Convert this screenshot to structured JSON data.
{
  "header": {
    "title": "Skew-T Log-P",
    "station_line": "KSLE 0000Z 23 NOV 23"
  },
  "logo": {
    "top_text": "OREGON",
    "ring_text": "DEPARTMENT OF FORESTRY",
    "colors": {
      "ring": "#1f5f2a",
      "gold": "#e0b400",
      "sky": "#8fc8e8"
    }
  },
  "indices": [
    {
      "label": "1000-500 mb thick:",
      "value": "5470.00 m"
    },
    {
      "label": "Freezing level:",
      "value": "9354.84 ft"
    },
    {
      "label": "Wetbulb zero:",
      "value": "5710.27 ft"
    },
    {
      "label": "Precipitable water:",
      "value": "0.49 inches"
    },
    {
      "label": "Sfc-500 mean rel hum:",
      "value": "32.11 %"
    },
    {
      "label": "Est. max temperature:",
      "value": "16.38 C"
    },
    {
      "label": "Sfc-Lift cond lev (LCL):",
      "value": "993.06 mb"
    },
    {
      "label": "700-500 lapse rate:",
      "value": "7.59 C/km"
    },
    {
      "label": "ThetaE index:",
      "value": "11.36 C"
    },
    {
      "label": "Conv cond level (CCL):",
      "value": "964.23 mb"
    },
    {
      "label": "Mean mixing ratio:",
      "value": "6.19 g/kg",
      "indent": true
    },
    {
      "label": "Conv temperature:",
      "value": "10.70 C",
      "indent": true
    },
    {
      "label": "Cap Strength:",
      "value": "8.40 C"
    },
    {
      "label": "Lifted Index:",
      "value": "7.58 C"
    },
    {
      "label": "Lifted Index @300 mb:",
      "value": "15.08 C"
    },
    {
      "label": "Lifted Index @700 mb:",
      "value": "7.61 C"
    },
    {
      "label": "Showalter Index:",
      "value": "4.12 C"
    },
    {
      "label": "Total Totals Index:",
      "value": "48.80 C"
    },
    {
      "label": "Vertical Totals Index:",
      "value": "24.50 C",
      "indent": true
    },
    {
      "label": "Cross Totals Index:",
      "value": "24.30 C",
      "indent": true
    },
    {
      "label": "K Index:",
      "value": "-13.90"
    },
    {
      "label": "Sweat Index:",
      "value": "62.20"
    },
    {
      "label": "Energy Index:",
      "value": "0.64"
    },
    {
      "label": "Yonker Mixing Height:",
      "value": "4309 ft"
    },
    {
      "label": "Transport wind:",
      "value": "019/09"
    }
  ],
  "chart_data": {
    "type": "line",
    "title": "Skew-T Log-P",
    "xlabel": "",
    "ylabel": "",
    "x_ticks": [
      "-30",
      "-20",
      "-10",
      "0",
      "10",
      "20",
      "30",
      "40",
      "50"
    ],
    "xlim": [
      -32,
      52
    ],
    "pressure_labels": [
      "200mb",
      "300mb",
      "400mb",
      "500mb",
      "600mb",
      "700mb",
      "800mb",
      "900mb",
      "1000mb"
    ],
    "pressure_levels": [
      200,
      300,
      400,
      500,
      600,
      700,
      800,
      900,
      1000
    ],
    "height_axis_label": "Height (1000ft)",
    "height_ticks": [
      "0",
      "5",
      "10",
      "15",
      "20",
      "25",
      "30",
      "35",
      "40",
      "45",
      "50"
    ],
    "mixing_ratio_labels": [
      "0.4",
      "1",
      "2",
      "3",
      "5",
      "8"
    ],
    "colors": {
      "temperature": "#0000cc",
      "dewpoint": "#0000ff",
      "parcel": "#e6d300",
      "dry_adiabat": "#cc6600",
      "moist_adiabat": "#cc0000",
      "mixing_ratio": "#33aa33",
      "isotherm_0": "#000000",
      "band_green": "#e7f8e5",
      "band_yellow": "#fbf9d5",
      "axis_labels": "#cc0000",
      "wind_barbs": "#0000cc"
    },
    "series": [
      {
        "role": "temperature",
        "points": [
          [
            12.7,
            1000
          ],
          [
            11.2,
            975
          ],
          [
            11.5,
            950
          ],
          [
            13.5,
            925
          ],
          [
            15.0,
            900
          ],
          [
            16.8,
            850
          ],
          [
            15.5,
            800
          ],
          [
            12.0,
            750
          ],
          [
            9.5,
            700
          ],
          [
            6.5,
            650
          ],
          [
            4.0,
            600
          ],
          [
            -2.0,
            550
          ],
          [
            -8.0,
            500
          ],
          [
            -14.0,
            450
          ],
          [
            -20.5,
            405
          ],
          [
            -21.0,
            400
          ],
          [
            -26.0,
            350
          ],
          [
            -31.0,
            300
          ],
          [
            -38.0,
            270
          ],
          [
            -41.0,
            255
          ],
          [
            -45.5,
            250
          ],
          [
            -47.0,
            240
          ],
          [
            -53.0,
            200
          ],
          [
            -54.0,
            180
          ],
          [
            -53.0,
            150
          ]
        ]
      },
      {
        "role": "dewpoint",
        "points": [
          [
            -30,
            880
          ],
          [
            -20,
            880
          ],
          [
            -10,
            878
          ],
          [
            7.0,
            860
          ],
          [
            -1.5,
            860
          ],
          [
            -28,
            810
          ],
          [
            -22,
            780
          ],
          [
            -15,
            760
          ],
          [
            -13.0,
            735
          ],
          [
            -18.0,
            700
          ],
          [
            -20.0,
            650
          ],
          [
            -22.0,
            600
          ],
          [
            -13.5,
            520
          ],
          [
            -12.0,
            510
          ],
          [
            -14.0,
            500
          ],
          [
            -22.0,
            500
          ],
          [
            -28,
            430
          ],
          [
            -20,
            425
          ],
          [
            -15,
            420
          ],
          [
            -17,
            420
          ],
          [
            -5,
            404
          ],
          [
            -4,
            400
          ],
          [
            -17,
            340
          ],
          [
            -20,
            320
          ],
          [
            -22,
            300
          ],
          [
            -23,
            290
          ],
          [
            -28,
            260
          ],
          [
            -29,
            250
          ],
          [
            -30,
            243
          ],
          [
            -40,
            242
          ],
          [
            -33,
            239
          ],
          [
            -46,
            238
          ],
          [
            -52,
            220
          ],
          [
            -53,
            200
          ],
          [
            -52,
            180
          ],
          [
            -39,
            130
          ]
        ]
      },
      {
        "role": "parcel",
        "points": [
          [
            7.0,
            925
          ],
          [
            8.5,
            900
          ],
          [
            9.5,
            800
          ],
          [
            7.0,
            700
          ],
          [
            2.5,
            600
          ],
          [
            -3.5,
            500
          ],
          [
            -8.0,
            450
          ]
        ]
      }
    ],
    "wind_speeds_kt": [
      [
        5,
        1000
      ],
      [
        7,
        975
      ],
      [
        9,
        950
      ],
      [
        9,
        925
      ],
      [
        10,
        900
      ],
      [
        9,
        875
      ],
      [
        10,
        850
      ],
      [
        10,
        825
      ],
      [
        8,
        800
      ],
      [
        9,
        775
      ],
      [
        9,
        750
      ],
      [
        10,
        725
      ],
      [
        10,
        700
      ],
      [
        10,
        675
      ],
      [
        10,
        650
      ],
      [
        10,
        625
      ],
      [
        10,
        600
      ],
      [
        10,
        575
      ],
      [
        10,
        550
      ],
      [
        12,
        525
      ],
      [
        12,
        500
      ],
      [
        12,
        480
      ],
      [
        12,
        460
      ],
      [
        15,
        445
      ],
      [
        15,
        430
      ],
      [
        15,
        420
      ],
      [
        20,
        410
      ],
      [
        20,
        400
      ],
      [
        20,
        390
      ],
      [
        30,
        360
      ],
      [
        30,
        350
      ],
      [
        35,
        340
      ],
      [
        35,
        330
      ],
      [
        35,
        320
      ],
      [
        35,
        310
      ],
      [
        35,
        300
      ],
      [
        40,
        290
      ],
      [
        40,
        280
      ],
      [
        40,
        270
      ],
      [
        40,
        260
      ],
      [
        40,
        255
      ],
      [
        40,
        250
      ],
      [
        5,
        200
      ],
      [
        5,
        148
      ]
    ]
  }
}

■ **TASK BRIEF**
The records above should be restated word for word, please.

■ **CORRECT RESULT**
Convert this screenshot to structured JSON data.
{
  "header": {
    "title": "Skew-T Log-P",
    "station_line": "KSLE 0000Z 23 NOV 23"
  },
  "logo": {
    "top_text": "OREGON",
    "ring_text": "DEPARTMENT OF FORESTRY",
    "colors": {
      "ring": "#1f5f2a",
      "gold": "#e0b400",
      "sky": "#8fc8e8"
    }
  },
  "indices": [
    {
      "label": "1000-500 mb thick:",
      "value": "5470.00 m"
    },
    {
      "label": "Freezing level:",
      "value": "9354.84 ft"
    },
    {
      "label": "Wetbulb zero:",
      "value": "5710.27 ft"
    },
    {
      "label": "Precipitable water:",
      "value": "0.49 inches"
    },
    {
      "label": "Sfc-500 mean rel hum:",
      "value": "32.11 %"
    },
    {
      "label": "Est. max temperature:",
      "value": "16.38 C"
    },
    {
      "label": "Sfc-Lift cond lev (LCL):",
      "value": "993.06 mb"
    },
    {
      "label": "700-500 lapse rate:",
      "value": "7.59 C/km"
    },
    {
      "label": "ThetaE index:",
      "value": "11.36 C"
    },
    {
      "label": "Conv cond level (CCL):",
      "value": "964.23 mb"
    },
    {
      "label": "Mean mixing ratio:",
      "value": "6.19 g/kg",
      "indent": true
    },
    {
      "label": "Conv temperature:",
      "value": "10.70 C",
      "indent": true
    },
    {
      "label": "Cap Strength:",
      "value": "8.40 C"
    },
    {
      "label": "Lifted Index:",
      "value": "7.58 C"
    },
    {
      "label": "Lifted Index @300 mb:",
      "value": "15.08 C"
    },
    {
      "label": "Lifted Index @700 mb:",
      "value": "7.61 C"
    },
    {
      "label": "Showalter Index:",
      "value": "4.12 C"
    },
    {
      "label": "Total Totals Index:",
      "value": "48.80 C"
    },
    {
      "label": "Vertical Totals Index:",
      "value": "24.50 C",
      "indent": true
    },
    {
      "label": "Cross Totals Index:",
      "value": "24.30 C",
      "indent": true
    },
    {
      "label": "K Index:",
      "value": "-13.90"
    },
    {
      "label": "Sweat Index:",
      "value": "62.20"
    },
    {
      "label": "Energy Index:",
      "value": "0.64"
    },
    {
      "label": "Yonker Mixing Height:",
      "value": "4309 ft"
    },
    {
      "label": "Transport wind:",
      "value": "019/09"
    }
  ],
  "chart_data": {
    "type": "line",
    "title": "Skew-T Log-P",
    "xlabel": "",
    "ylabel": "",
    "x_ticks": [
      "-30",
      "-20",
      "-10",
      "0",
      "10",
      "20",
      "30",
      "40",
      "50"
    ],
    "xlim": [
      -32,
      52
    ],
    "pressure_labels": [
      "200mb",
      "300mb",
      "400mb",
      "500mb",
      "600mb",
      "700mb",
      "800mb",
      "900mb",
      "1000mb"
    ],
    "pressure_levels": [
      200,
      300,
      400,
      500,
      600,
      700,
      800,
      900,
      1000
    ],
    "height_axis_label": "Height (1000ft)",
    "height_ticks": [
      "0",
      "5",
      "10",
      "15",
      "20",
      "25",
      "30",
      "35",
      "40",
      "45",
      "50"
    ],
    "mixing_ratio_labels": [
      "0.4",
      "1",
      "2",
      "3",
      "5",
      "8"
    ],
    "colors": {
      "temperature": "#0000cc",
      "dewpoint": "#0000ff",
      "parcel": "#e6d300",
      "dry_adiabat": "#cc6600",
      "moist_adiabat": "#cc0000",
      "mixing_ratio": "#33aa33",
      "isotherm_0": "#000000",
      "band_green": "#e7f8e5",
      "band_yellow": "#fbf9d5",
      "axis_labels": "#cc0000",
      "wind_barbs": "#0000cc"
    },
    "series": [
      {
        "role": "temperature",
        "points": [
          [
            12.7,
            1000
          ],
          [
            11.2,
            975
          ],
          [
            11.5,
            950
          ],
          [
            13.5,
            925
          ],
          [
            15.0,
            900
          ],
          [
            16.8,
            850
          ],
          [
            15.5,
            800
          ],
          [
            12.0,
            750
          ],
          [
            9.5,
            700
          ],
          [
            6.5,
            650
          ],
          [
            4.0,
            600
          ],
          [
            -2.0,
            550
          ],
          [
            -8.0,
            500
          ],
          [
            -14.0,
            450
          ],
          [
            -20.5,
            405
          ],
          [
            -21.0,
            400
          ],
          [
            -26.0,
            350
          ],
          [
            -31.0,
            300
          ],
          [
            -38.0,
            270
          ],
          [
            -41.0,
            255
          ],
          [
            -45.5,
            250
          ],
          [
            -47.0,
            240
          ],
          [
            -53.0,
            200
          ],
          [
            -54.0,
            180
          ],
          [
            -53.0,
            150
          ]
        ]
      },
      {
        "role": "dewpoint",
        "points": [
          [
            -30,
            880
          ],
          [
            -20,
            880
          ],
          [
            -10,
            878
          ],
          [
            7.0,
            860
          ],
          [
            -1.5,
            860
          ],
          [
            -28,
            810
          ],
          [
            -22,
            780
          ],
          [
            -15,
            760
          ],
          [
            -13.0,
            735
          ],
          [
            -18.0,
            700
          ],
          [
            -20.0,
            650
          ],
          [
            -22.0,
            600
          ],
          [
            -13.5,
            520
          ],
          [
            -12.0,
            510
          ],
          [
            -14.0,
            500
          ],
          [
            -22.0,
            500
          ],
          [
            -28,
            430
          ],
          [
            -20,
            425
          ],
          [
            -15,
            420
          ],
          [
            -17,
            420
          ],
          [
            -5,
            404
          ],
          [
            -4,
            400
          ],
          [
            -17,
            340
          ],
          [
            -20,
            320
          ],
          [
            -22,
            300
          ],
          [
            -23,
            290
          ],
          [
            -28,
            260
          ],
          [
            -29,
            250
          ],
          [
            -30,
            243
          ],
          [
            -40,
            242
          ],
          [
            -33,
            239
          ],
          [
            -46,
            238
          ],
          [
            -52,
            220
          ],
          [
            -53,
            200
          ],
          [
            -52,
            180
          ],
          [
            -39,
            130
          ]
        ]
      },
      {
        "role": "parcel",
        "points": [
          [
            7.0,
            925
          ],
          [
            8.5,
            900
          ],
          [
            9.5,
            800
          ],
          [
            7.0,
            700
          ],
          [
            2.5,
            600
          ],
          [
            -3.5,
            500
          ],
          [
            -8.0,
            450
          ]
        ]
      }
    ],
    "wind_speeds_kt": [
      [
        5,
        1000
      ],
      [
        7,
        975
      ],
      [
        9,
        950
      ],
      [
        9,
        925
      ],
      [
        10,
        900
      ],
      [
        9,
        875
      ],
      [
        10,
        850
      ],
      [
        10,
        825
      ],
      [
        8,
        800
      ],
      [
        9,
        775
      ],
      [
        9,
        750
      ],
      [
        10,
        725
      ],
      [
        10,
        700
      ],
      [
        10,
        675
      ],
      [
        10,
        650
      ],
      [
        10,
        625
      ],
      [
        10,
        600
      ],
      [
        10,
        575
      ],
      [
        10,
        550
      ],
      [
        12,
        525
      ],
      [
        12,
        500
      ],
      [
        12,
        480
      ],
      [
        12,
        460
      ],
      [
        15,
        445
      ],
      [
        15,
        430
      ],
      [
        15,
        420
      ],
      [
        20,
        410
      ],
      [
        20,
        400
      ],
      [
        20,
        390
      ],
      [
        30,
        360
      ],
      [
        30,
        350
      ],
      [
        35,
        340
      ],
      [
        35,
        330
      ],
      [
        35,
        320
      ],
      [
        35,
        310
      ],
      [
        35,
        300
      ],
      [
        40,
        290
      ],
      [
        40,
        280
      ],
      [
        40,
        270
      ],
      [
        40,
        260
      ],
      [
        40,
        255
      ],
      [
        40,
        250
      ],
      [
        5,
        200
      ],
      [
        5,
        148
      ]
    ]
  }
}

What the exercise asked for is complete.